Exercise requirements: In the records below, pick out all lines containing the word "aspektech".

[Start of Working data]

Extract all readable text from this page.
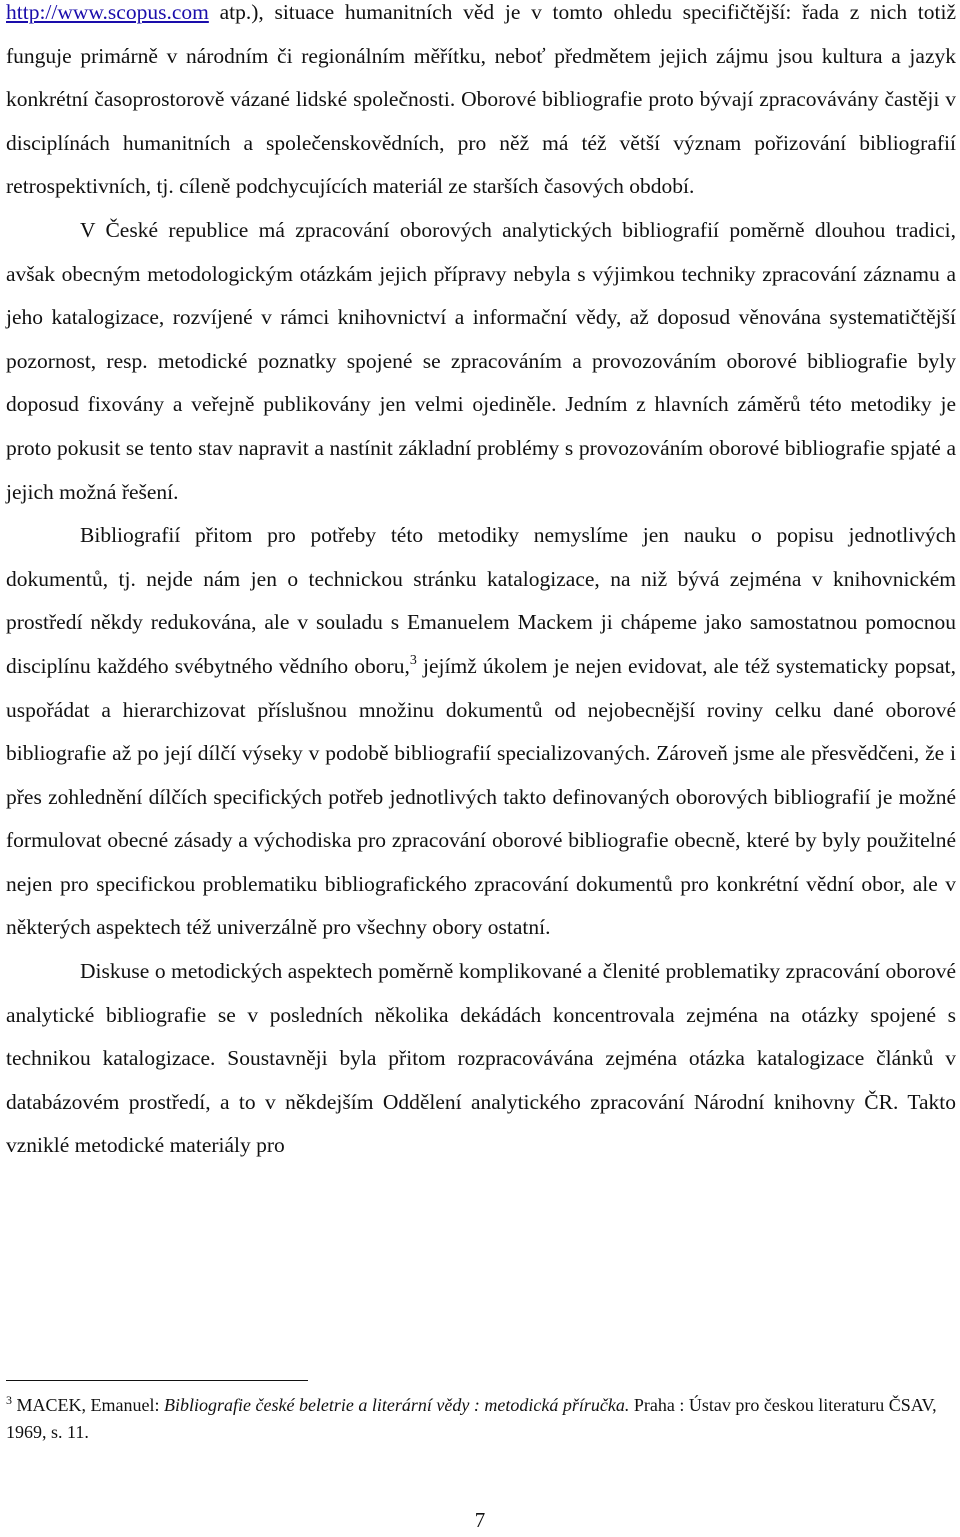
http://www.scopus.com atp.), situace humanitních věd je v tomto ohledu specifičtější: řada z nich totiž funguje primárně v národním či regionálním měřítku, neboť předmětem jejich zájmu jsou kultura a jazyk konkrétní časoprostorově vázané lidské společnosti. Oborové bibliografie proto bývají zpracovávány častěji v disciplínách humanitních a společenskovědních, pro něž má též větší význam pořizování bibliografií retrospektivních, tj. cíleně podchycujících materiál ze starších časových období.

V České republice má zpracování oborových analytických bibliografií poměrně dlouhou tradici, avšak obecným metodologickým otázkám jejich přípravy nebyla s výjimkou techniky zpracování záznamu a jeho katalogizace, rozvíjené v rámci knihovnictví a informační vědy, až doposud věnována systematičtější pozornost, resp. metodické poznatky spojené se zpracováním a provozováním oborové bibliografie byly doposud fixovány a veřejně publikovány jen velmi ojediněle. Jedním z hlavních záměrů této metodiky je proto pokusit se tento stav napravit a nastínit základní problémy s provozováním oborové bibliografie spjaté a jejich možná řešení.

Bibliografií přitom pro potřeby této metodiky nemyslíme jen nauku o popisu jednotlivých dokumentů, tj. nejde nám jen o technickou stránku katalogizace, na niž bývá zejména v knihovnickém prostředí někdy redukována, ale v souladu s Emanuelem Mackem ji chápeme jako samostatnou pomocnou disciplínu každého svébytného vědního oboru,$^3$ jejímž úkolem je nejen evidovat, ale též systematicky popsat, uspořádat a hierarchizovat příslušnou množinu dokumentů od nejobecnější roviny celku dané oborové bibliografie až po její dílčí výseky v podobě bibliografií specializovaných. Zároveň jsme ale přesvědčeni, že i přes zohlednění dílčích specifických potřeb jednotlivých takto definovaných oborových bibliografií je možné formulovat obecné zásady a východiska pro zpracování oborové bibliografie obecně, které by byly použitelné nejen pro specifickou problematiku bibliografického zpracování dokumentů pro konkrétní vědní obor, ale v některých aspektech též univerzálně pro všechny obory ostatní.

Diskuse o metodických aspektech poměrně komplikované a členité problematiky zpracování oborové analytické bibliografie se v posledních několika dekádách koncentrovala zejména na otázky spojené s technikou katalogizace. Soustavněji byla přitom rozpracovávána zejména otázka katalogizace článků v databázovém prostředí, a to v někdejším Oddělení analytického zpracování Národní knihovny ČR. Takto vzniklé metodické materiály pro

$^3$ MACEK, Emanuel: Bibliografie české beletrie a literární vědy : metodická příručka. Praha : Ústav pro českou literaturu ČSAV, 1969, s. 11.
7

[End of Working data]

Completed task:
Bibliografií přitom pro potřeby této metodiky nemyslíme jen nauku o popisu jednotlivých dokumentů, tj. nejde nám jen o technickou stránku katalogizace, na niž bývá zejména v knihovnickém prostředí někdy redukována, ale v souladu s Emanuelem Mackem ji chápeme jako samostatnou pomocnou disciplínu každého svébytného vědního oboru,$^3$ jejímž úkolem je nejen evidovat, ale též systematicky popsat, uspořádat a hierarchizovat příslušnou množinu dokumentů od nejobecnější roviny celku dané oborové bibliografie až po její dílčí výseky v podobě bibliografií specializovaných. Zároveň jsme ale přesvědčeni, že i přes zohlednění dílčích specifických potřeb jednotlivých takto definovaných oborových bibliografií je možné formulovat obecné zásady a východiska pro zpracování oborové bibliografie obecně, které by byly použitelné nejen pro specifickou problematiku bibliografického zpracování dokumentů pro konkrétní vědní obor, ale v některých aspektech též univerzálně pro všechny obory ostatní.
Diskuse o metodických aspektech poměrně komplikované a členité problematiky zpracování oborové analytické bibliografie se v posledních několika dekádách koncentrovala zejména na otázky spojené s technikou katalogizace. Soustavněji byla přitom rozpracovávána zejména otázka katalogizace článků v databázovém prostředí, a to v někdejším Oddělení analytického zpracování Národní knihovny ČR. Takto vzniklé metodické materiály pro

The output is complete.